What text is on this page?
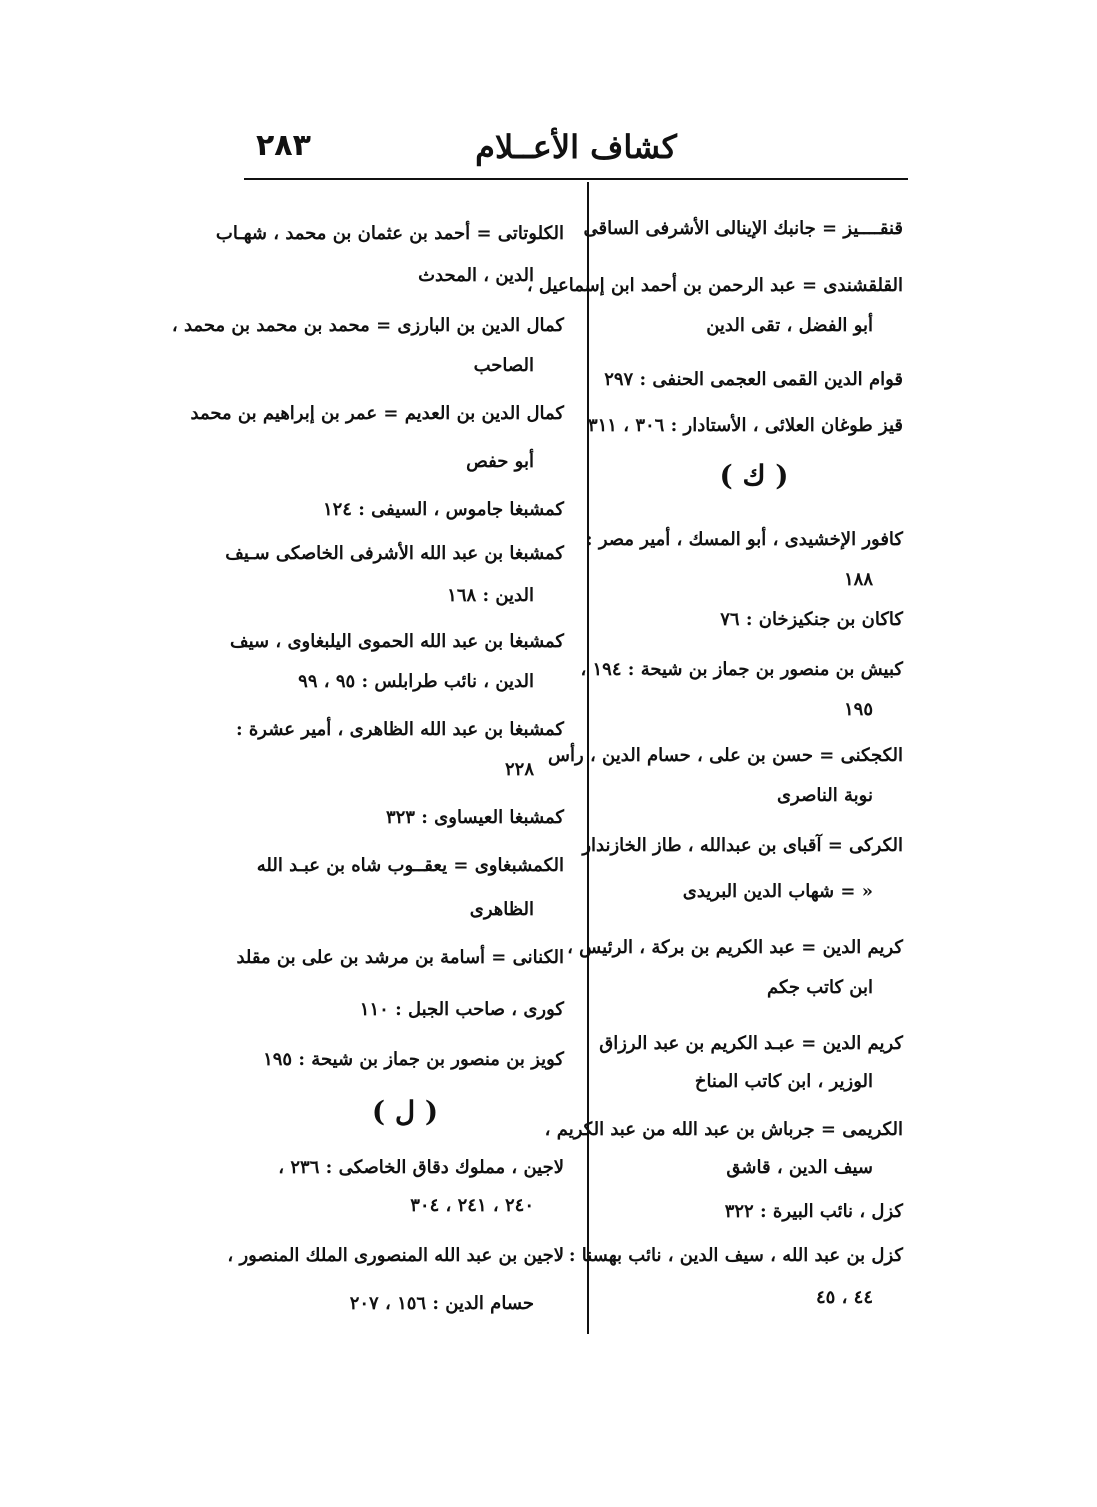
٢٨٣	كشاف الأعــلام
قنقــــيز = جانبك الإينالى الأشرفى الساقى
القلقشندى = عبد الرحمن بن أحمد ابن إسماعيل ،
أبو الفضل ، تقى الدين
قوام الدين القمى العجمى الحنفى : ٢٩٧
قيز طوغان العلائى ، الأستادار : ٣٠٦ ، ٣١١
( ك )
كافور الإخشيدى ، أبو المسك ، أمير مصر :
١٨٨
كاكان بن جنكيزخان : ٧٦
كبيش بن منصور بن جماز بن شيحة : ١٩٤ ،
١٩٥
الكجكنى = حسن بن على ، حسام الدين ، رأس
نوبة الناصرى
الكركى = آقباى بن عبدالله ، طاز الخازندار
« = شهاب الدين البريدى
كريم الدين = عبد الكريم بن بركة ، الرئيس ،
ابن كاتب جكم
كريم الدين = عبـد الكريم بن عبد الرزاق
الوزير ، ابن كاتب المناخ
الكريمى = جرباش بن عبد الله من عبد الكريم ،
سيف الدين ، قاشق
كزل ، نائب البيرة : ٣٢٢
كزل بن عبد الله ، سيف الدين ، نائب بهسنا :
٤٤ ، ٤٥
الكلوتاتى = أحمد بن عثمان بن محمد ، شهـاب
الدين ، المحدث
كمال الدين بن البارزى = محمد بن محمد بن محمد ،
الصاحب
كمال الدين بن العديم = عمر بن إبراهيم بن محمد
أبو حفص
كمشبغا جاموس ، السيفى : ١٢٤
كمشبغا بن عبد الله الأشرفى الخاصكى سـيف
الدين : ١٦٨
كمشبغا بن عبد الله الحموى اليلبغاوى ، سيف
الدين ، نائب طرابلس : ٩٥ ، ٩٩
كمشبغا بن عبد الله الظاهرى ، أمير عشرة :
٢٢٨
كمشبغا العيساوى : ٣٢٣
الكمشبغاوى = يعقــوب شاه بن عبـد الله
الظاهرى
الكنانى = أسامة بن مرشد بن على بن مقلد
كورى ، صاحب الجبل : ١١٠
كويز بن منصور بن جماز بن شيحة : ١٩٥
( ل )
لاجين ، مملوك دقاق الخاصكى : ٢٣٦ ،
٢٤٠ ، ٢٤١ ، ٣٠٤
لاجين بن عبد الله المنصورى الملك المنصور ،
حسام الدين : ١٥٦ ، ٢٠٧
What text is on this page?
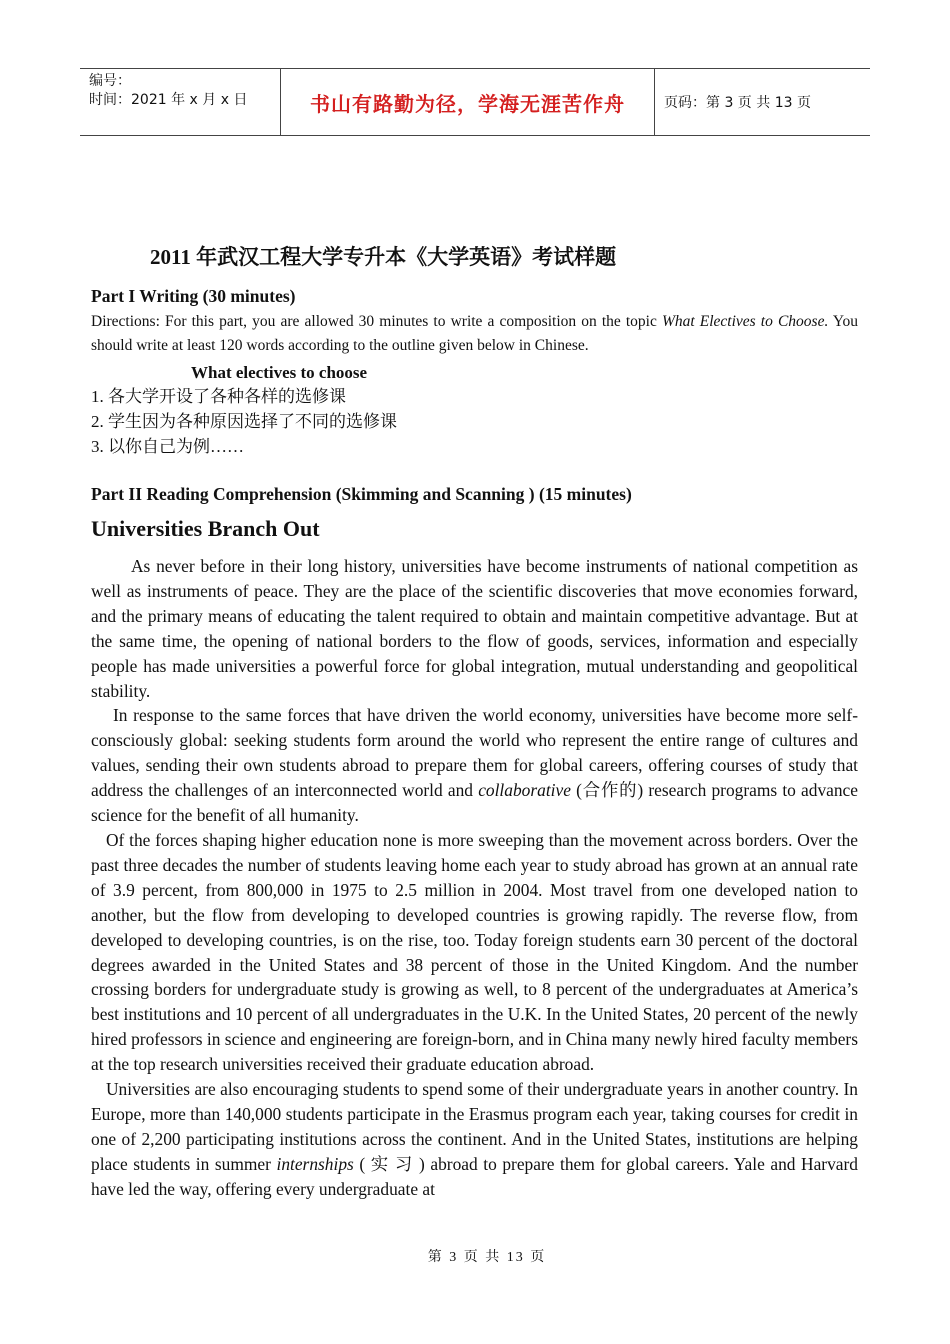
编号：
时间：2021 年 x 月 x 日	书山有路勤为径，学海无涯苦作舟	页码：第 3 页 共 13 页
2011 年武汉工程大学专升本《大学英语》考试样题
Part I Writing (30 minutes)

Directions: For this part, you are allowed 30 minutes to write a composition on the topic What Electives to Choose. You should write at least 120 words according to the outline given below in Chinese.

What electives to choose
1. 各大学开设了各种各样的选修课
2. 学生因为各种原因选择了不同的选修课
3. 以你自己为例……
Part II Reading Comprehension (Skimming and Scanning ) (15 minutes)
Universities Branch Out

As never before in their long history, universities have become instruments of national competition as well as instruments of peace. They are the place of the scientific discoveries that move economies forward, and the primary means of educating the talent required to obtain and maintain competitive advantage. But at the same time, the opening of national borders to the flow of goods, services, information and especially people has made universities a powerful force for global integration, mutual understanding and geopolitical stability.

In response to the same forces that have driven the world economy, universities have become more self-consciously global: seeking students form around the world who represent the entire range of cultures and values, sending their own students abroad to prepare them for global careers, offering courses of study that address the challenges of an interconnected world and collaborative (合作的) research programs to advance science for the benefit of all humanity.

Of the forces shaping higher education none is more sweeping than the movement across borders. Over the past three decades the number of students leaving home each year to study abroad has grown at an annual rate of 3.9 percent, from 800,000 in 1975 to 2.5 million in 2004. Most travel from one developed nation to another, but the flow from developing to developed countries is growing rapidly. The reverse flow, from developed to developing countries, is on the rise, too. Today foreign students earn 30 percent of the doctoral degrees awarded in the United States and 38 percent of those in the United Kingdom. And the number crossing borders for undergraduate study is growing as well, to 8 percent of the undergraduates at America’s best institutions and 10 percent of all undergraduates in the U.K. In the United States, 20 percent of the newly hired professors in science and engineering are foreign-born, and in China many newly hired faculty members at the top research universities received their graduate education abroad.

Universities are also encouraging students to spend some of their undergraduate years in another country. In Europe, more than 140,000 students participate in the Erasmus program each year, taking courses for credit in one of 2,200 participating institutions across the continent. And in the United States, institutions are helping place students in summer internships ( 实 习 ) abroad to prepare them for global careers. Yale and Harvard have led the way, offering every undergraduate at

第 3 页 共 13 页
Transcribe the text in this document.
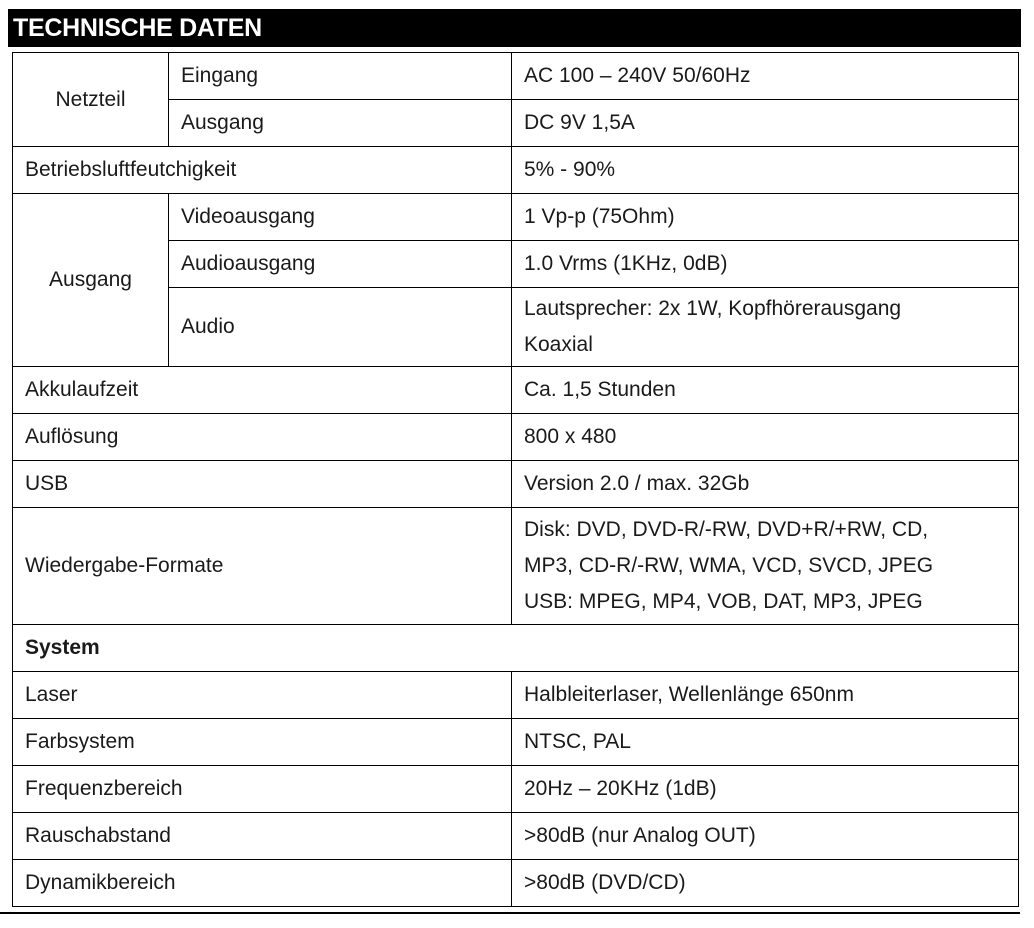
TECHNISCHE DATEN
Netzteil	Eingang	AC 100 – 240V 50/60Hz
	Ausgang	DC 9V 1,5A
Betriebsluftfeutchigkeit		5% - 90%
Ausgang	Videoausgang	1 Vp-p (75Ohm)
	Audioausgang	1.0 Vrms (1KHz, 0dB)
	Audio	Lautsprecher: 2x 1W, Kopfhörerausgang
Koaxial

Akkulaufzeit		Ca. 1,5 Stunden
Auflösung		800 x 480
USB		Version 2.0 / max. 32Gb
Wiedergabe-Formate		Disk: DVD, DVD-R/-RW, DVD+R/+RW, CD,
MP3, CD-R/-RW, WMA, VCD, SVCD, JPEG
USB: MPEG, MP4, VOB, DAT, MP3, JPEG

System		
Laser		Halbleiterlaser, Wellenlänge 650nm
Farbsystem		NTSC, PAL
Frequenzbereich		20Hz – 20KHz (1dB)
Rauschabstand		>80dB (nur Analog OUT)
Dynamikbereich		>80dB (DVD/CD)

•••

Omit the pictures and reproduce the listing exactly.

What text is on this page?
٢٨٣	كشاف الأعــلام
قنقــــيز = جانبك الإينالى الأشرفى الساقى
القلقشندى = عبد الرحمن بن أحمد ابن إسماعيل ،
أبو الفضل ، تقى الدين
قوام الدين القمى العجمى الحنفى : ٢٩٧
قيز طوغان العلائى ، الأستادار : ٣٠٦ ، ٣١١
( ك )
كافور الإخشيدى ، أبو المسك ، أمير مصر :
١٨٨
كاكان بن جنكيزخان : ٧٦
كبيش بن منصور بن جماز بن شيحة : ١٩٤ ،
١٩٥
الكجكنى = حسن بن على ، حسام الدين ، رأس
نوبة الناصرى
الكركى = آقباى بن عبدالله ، طاز الخازندار
« = شهاب الدين البريدى
كريم الدين = عبد الكريم بن بركة ، الرئيس ،
ابن كاتب جكم
كريم الدين = عبـد الكريم بن عبد الرزاق
الوزير ، ابن كاتب المناخ
الكريمى = جرباش بن عبد الله من عبد الكريم ،
سيف الدين ، قاشق
كزل ، نائب البيرة : ٣٢٢
كزل بن عبد الله ، سيف الدين ، نائب بهسنا :
٤٤ ، ٤٥
الكلوتاتى = أحمد بن عثمان بن محمد ، شهـاب
الدين ، المحدث
كمال الدين بن البارزى = محمد بن محمد بن محمد ،
الصاحب
كمال الدين بن العديم = عمر بن إبراهيم بن محمد
أبو حفص
كمشبغا جاموس ، السيفى : ١٢٤
كمشبغا بن عبد الله الأشرفى الخاصكى سـيف
الدين : ١٦٨
كمشبغا بن عبد الله الحموى اليلبغاوى ، سيف
الدين ، نائب طرابلس : ٩٥ ، ٩٩
كمشبغا بن عبد الله الظاهرى ، أمير عشرة :
٢٢٨
كمشبغا العيساوى : ٣٢٣
الكمشبغاوى = يعقــوب شاه بن عبـد الله
الظاهرى
الكنانى = أسامة بن مرشد بن على بن مقلد
كورى ، صاحب الجبل : ١١٠
كويز بن منصور بن جماز بن شيحة : ١٩٥
( ل )
لاجين ، مملوك دقاق الخاصكى : ٢٣٦ ،
٢٤٠ ، ٢٤١ ، ٣٠٤
لاجين بن عبد الله المنصورى الملك المنصور ،
حسام الدين : ١٥٦ ، ٢٠٧
What text is on this page?
编号：
时间：2021 年 x 月 x 日	书山有路勤为径，学海无涯苦作舟	页码：第 3 页 共 13 页
2011 年武汉工程大学专升本《大学英语》考试样题
Part I Writing (30 minutes)

Directions: For this part, you are allowed 30 minutes to write a composition on the topic What Electives to Choose. You should write at least 120 words according to the outline given below in Chinese.

What electives to choose
1. 各大学开设了各种各样的选修课
2. 学生因为各种原因选择了不同的选修课
3. 以你自己为例……
Part II Reading Comprehension (Skimming and Scanning ) (15 minutes)
Universities Branch Out

As never before in their long history, universities have become instruments of national competition as well as instruments of peace. They are the place of the scientific discoveries that move economies forward, and the primary means of educating the talent required to obtain and maintain competitive advantage. But at the same time, the opening of national borders to the flow of goods, services, information and especially people has made universities a powerful force for global integration, mutual understanding and geopolitical stability.

In response to the same forces that have driven the world economy, universities have become more self-consciously global: seeking students form around the world who represent the entire range of cultures and values, sending their own students abroad to prepare them for global careers, offering courses of study that address the challenges of an interconnected world and collaborative (合作的) research programs to advance science for the benefit of all humanity.

Of the forces shaping higher education none is more sweeping than the movement across borders. Over the past three decades the number of students leaving home each year to study abroad has grown at an annual rate of 3.9 percent, from 800,000 in 1975 to 2.5 million in 2004. Most travel from one developed nation to another, but the flow from developing to developed countries is growing rapidly. The reverse flow, from developed to developing countries, is on the rise, too. Today foreign students earn 30 percent of the doctoral degrees awarded in the United States and 38 percent of those in the United Kingdom. And the number crossing borders for undergraduate study is growing as well, to 8 percent of the undergraduates at America’s best institutions and 10 percent of all undergraduates in the U.K. In the United States, 20 percent of the newly hired professors in science and engineering are foreign-born, and in China many newly hired faculty members at the top research universities received their graduate education abroad.

Universities are also encouraging students to spend some of their undergraduate years in another country. In Europe, more than 140,000 students participate in the Erasmus program each year, taking courses for credit in one of 2,200 participating institutions across the continent. And in the United States, institutions are helping place students in summer internships ( 实 习 ) abroad to prepare them for global careers. Yale and Harvard have led the way, offering every undergraduate at

第 3 页 共 13 页
Transcribe the text in this document.
TECHNISCHE DATEN
Netzteil	Eingang	AC 100 – 240V 50/60Hz
	Ausgang	DC 9V 1,5A
Betriebsluftfeutchigkeit		5% - 90%
Ausgang	Videoausgang	1 Vp-p (75Ohm)
	Audioausgang	1.0 Vrms (1KHz, 0dB)
	Audio	Lautsprecher: 2x 1W, Kopfhörerausgang
Koaxial

Akkulaufzeit		Ca. 1,5 Stunden
Auflösung		800 x 480
USB		Version 2.0 / max. 32Gb
Wiedergabe-Formate		Disk: DVD, DVD-R/-RW, DVD+R/+RW, CD,
MP3, CD-R/-RW, WMA, VCD, SVCD, JPEG
USB: MPEG, MP4, VOB, DAT, MP3, JPEG

System		
Laser		Halbleiterlaser, Wellenlänge 650nm
Farbsystem		NTSC, PAL
Frequenzbereich		20Hz – 20KHz (1dB)
Rauschabstand		>80dB (nur Analog OUT)
Dynamikbereich		>80dB (DVD/CD)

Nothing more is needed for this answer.